**WRITTEN REQUEST**. State how many lines contain "image", and write nothing except that count.

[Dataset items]
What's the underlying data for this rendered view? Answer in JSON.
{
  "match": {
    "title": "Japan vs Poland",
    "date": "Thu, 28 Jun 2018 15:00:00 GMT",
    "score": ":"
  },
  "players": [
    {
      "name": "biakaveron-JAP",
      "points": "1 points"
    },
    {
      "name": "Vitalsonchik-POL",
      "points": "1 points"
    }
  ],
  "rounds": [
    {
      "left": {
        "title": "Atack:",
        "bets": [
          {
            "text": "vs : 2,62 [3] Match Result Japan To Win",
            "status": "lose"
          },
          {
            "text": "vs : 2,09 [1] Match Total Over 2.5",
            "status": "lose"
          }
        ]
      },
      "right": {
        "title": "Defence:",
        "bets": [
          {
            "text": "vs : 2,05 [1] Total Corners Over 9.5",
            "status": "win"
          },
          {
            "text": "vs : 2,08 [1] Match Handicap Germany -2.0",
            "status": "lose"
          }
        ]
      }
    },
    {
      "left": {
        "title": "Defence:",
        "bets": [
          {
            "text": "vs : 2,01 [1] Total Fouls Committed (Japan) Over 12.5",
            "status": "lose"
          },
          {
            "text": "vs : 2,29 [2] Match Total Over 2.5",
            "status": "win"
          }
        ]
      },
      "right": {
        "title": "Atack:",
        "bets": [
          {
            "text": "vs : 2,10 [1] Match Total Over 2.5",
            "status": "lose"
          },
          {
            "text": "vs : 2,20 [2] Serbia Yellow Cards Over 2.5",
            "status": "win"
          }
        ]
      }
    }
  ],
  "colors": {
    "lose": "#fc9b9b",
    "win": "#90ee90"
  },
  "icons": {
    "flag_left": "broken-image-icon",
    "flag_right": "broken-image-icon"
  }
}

**WRITTEN ANSWER**. 2